- **Goal**:
Check every line of the material below for the string "fraction", and return the ones that have it.

- **Input**:
■ ■ ■ ■ ■

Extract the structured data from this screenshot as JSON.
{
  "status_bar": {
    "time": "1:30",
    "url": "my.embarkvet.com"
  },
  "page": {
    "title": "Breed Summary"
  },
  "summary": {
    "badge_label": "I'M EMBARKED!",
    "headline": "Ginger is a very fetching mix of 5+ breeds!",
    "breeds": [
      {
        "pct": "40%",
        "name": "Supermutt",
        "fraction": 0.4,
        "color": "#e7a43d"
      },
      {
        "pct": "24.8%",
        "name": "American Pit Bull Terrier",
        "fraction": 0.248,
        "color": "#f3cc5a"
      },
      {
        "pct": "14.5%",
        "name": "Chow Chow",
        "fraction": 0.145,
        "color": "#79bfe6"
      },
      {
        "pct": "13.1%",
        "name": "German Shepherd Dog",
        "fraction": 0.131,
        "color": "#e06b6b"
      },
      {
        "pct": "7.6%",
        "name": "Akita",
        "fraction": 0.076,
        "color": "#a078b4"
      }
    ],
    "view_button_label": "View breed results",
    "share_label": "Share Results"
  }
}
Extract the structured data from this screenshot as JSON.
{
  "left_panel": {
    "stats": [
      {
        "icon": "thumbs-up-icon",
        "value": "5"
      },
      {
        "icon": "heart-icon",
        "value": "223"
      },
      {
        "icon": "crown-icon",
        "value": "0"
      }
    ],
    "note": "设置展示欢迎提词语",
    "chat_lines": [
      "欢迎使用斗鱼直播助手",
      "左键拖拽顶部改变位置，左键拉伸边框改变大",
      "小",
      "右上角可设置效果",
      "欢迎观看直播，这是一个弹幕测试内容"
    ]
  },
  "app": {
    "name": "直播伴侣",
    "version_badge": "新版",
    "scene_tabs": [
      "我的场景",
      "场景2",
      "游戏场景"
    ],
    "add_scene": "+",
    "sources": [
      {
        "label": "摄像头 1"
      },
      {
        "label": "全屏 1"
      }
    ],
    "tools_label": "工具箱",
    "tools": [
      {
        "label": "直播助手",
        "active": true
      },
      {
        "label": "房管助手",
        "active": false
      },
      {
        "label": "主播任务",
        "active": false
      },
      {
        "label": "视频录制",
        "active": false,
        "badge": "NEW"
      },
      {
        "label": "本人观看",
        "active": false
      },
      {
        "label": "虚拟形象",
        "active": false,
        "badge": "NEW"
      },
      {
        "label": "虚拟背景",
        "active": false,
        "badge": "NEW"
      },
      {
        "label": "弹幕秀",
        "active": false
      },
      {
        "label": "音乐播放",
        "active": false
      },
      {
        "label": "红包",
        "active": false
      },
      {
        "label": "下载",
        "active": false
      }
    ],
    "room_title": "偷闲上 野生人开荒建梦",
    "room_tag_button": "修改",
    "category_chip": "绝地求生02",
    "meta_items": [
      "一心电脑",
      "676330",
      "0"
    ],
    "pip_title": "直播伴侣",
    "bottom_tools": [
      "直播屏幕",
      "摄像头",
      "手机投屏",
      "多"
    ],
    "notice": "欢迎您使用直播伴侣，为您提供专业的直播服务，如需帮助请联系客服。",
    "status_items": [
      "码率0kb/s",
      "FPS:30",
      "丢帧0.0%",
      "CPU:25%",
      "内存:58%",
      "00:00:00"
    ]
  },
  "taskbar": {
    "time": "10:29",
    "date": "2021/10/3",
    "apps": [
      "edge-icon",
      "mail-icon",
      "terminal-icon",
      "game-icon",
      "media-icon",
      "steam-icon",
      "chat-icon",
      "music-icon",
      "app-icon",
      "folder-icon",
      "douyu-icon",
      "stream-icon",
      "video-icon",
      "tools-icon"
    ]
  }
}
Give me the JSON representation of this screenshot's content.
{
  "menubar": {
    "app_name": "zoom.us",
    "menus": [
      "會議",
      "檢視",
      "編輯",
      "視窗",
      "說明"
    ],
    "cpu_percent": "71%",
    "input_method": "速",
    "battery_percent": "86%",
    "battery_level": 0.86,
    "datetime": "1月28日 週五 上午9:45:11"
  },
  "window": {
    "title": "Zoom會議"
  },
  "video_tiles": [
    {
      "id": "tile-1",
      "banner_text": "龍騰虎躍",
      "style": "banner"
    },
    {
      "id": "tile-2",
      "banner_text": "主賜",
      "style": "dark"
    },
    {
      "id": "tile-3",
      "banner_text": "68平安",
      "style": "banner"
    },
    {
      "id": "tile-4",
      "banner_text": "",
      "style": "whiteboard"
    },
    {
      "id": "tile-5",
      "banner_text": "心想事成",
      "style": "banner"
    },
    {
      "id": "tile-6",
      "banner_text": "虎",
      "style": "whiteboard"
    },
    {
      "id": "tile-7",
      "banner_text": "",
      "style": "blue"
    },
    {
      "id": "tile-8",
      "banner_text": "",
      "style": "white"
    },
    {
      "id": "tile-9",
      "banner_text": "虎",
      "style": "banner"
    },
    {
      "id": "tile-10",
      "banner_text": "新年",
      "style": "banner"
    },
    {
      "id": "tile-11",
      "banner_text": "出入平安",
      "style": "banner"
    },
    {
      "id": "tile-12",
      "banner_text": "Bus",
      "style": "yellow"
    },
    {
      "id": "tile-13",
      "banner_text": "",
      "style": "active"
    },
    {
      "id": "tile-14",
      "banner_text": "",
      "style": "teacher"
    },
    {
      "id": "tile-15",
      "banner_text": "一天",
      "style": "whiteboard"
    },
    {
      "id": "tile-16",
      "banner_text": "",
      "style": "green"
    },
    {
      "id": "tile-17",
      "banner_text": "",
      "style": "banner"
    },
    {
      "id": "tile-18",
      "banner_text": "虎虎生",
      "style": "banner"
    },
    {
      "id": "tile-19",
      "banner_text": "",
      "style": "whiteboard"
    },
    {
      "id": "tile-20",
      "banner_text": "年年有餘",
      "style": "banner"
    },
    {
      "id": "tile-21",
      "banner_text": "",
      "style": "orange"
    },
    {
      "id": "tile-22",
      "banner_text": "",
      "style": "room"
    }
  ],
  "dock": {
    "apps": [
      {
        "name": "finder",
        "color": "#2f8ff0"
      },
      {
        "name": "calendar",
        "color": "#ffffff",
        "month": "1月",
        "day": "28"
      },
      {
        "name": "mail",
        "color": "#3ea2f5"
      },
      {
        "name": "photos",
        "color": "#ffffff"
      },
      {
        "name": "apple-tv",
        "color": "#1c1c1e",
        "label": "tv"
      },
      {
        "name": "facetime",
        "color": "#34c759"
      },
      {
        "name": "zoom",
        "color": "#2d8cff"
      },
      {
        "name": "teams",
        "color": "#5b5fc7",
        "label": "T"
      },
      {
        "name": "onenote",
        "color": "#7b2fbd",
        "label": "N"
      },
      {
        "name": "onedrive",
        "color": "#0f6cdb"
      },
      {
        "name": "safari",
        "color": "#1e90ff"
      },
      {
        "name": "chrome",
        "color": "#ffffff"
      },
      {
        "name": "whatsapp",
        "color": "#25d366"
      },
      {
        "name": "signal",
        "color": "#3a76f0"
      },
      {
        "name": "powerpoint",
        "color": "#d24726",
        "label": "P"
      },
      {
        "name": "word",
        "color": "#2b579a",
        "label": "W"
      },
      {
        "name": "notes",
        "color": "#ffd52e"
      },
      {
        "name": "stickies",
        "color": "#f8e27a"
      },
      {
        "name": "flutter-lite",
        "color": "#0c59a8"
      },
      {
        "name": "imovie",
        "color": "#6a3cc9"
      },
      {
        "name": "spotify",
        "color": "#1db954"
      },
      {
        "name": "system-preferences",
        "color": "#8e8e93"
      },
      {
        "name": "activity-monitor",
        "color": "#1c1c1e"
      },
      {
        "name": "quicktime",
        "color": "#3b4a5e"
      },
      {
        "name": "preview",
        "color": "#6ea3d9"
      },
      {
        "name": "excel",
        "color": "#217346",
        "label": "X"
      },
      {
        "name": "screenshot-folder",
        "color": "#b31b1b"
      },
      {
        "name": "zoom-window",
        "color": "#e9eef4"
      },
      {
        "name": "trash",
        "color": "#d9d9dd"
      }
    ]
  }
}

■ ■ ■ ■ ■

- **Final result**:
        "fraction": 0.4,
        "fraction": 0.248,
        "fraction": 0.145,
        "fraction": 0.131,
        "fraction": 0.076,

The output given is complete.